● Selected passage
########################################

Friday, March 2, 2007

Grocery Shopping on the Web

This Thursday — yesterday — we received a flyer in the mail from Von’s (a western chain of grocery stores that’s part of the Safeway grocery conglomerate). The flyer spoke glowingly of Von’s new web store, and how one could order anything you’d like from the grocery store and have it delivered to your home even that same day.

Do you remember PeaPod and WebVan from the dot-com days? This was their premise as well, and after squandering vast quantities of venture capital, these fine companies went out of business. They never did deliver to rural areas, either — you had to live quite close to their distribution warehouses to be eligible to use their services. We live in a veryrural// area, about 20 miles from the nearest Von’s — and probably a lot further from their warehouse, where I suspect these delivery vans are being dispatched from.

But the Von’s flyer said they covered San Diego County (amongst many other areas). Not “the popular parts” of the county, not “selected areas” — the inference was that they covered all of San Diego County. So I decided to put it to the test. On Thursday afternoon I went to their web site, created an account, and was pleasantly surprised when no apologetic “Sorry, but we don’t serve your area” page popped up when I entered my address. The web site just accepted it as though I lived in some normal area, and invited me to enter my grocery list. Which I did — some $220 worth of groceries of all kinds, which is most of a month’s groceries for my wife and myself.

During the checkout phase, I discovered that I had a choice of delivery times — and for $9.95 I could have a two hour delivery window, as opposed to $7.95 for a four hour delivery window. Actually, both of those sounded good to me — living out here in the boonies, we’re used to delivery windows expressed in days, not hours! For any order over $150, they knock off $5 from the delivery charge — and for the first order, as a promotion, the delivery was free. So I signed up for a Friday delivery (the next day) with a two hour window from 10 AM to 12 PM.

########################################

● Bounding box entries
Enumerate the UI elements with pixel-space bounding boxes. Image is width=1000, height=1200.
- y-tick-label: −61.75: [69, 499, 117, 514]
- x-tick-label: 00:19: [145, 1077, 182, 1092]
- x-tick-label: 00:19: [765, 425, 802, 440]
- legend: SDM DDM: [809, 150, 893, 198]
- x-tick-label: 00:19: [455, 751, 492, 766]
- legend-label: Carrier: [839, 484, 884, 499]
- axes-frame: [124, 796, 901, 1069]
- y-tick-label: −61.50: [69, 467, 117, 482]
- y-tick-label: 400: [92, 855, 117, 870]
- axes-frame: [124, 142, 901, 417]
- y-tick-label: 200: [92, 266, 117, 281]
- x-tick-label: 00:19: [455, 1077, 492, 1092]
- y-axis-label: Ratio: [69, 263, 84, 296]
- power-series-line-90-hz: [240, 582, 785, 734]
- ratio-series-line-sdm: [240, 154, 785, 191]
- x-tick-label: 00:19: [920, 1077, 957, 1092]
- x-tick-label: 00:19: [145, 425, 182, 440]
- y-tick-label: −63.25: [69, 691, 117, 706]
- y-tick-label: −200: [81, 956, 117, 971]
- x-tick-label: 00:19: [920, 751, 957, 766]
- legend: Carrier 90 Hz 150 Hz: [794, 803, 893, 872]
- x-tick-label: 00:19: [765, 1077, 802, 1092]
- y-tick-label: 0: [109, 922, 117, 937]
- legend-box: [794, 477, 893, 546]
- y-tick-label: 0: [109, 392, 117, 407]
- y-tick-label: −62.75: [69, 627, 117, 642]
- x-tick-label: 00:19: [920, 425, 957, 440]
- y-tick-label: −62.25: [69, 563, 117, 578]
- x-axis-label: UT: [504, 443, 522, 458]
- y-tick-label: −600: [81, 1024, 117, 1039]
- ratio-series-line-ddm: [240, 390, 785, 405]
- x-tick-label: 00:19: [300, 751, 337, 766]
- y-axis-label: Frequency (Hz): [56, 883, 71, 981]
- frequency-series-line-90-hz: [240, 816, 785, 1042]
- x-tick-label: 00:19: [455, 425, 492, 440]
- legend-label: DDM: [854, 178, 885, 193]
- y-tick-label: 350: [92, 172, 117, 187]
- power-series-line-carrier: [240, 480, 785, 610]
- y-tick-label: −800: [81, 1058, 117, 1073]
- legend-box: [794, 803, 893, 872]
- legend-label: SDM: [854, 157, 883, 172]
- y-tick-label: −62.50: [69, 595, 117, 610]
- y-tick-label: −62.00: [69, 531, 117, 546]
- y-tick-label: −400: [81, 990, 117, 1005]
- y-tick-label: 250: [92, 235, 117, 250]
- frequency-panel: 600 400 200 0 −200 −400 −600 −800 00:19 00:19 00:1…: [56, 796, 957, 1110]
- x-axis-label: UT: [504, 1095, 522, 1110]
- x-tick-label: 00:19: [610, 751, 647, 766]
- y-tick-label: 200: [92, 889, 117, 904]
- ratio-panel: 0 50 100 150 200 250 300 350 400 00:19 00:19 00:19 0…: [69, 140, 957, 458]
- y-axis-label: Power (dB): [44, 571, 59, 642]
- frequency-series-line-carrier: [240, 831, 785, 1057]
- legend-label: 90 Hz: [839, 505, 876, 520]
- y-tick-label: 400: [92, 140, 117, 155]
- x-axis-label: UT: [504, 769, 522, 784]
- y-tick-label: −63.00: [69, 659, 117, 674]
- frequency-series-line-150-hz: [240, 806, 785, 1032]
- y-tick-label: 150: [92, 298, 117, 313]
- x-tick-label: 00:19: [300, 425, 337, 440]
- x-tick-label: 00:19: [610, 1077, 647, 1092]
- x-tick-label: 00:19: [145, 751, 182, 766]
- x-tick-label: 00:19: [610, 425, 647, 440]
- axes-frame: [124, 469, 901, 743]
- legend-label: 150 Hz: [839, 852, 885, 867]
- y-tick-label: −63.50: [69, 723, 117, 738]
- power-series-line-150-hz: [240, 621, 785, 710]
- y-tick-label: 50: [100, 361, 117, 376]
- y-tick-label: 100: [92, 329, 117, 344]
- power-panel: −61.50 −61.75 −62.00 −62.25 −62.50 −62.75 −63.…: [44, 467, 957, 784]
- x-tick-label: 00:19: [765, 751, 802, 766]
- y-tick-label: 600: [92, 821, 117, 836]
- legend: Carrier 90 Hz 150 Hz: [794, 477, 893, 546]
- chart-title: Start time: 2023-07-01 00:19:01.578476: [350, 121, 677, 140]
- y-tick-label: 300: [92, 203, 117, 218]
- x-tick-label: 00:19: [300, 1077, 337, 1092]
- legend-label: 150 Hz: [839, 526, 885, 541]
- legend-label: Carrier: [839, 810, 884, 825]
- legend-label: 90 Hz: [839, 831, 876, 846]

########################################

● What you will do
Answer these questions from the post on grocery shopping on the web:
(a) How far does the writer live from the nearest Von's?
(b) What did a two hour delivery window cost?
(c) What day and time window did the writer choose for delivery?

● In response
(a) About 20 miles.
(b) $9.95.
(c) Friday, from 10 AM to 12 PM.